Report how many lines contain the word "ὑπάρχῃ"; answer with the number only.

• Input:
*-*-*
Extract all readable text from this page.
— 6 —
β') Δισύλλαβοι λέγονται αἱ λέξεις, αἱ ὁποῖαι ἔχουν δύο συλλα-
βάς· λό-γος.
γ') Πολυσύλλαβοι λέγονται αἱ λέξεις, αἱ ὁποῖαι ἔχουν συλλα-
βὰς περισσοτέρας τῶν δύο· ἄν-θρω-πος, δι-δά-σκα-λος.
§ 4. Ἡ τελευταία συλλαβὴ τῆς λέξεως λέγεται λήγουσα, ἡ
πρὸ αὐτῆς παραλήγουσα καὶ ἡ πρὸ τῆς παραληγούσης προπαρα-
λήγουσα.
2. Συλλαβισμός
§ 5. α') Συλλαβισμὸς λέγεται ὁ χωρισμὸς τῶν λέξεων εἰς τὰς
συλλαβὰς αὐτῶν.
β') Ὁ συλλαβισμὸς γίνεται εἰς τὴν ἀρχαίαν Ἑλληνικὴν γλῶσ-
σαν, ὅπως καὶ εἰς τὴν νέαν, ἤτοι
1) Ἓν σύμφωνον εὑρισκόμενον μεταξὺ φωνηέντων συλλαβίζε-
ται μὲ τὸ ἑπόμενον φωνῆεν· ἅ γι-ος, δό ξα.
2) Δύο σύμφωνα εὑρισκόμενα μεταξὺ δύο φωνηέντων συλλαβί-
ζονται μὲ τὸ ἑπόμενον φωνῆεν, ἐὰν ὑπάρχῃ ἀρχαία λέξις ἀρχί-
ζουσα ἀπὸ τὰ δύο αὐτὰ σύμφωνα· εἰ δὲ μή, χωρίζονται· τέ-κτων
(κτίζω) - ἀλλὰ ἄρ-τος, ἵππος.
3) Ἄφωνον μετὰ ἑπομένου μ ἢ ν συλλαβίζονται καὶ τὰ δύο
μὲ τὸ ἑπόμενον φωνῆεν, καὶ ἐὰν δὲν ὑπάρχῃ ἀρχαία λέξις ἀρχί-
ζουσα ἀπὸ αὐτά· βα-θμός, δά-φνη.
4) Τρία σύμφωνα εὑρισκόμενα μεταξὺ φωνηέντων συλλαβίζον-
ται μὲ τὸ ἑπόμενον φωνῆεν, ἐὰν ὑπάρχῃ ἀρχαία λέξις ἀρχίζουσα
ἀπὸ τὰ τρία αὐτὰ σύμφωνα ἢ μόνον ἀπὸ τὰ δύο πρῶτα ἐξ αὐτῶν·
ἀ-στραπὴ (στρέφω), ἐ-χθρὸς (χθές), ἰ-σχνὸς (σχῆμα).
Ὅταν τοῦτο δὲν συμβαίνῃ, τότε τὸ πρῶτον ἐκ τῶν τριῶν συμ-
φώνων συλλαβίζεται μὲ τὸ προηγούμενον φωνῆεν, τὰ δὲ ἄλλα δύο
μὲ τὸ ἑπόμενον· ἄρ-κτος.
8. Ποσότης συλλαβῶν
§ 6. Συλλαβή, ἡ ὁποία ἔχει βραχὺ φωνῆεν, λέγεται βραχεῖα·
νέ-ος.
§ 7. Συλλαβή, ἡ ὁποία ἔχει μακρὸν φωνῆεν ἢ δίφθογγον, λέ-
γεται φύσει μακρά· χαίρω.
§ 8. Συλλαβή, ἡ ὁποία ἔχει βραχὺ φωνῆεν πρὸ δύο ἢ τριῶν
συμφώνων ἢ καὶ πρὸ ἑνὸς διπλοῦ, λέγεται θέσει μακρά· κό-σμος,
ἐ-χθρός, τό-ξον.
*-*-*
• The output: 3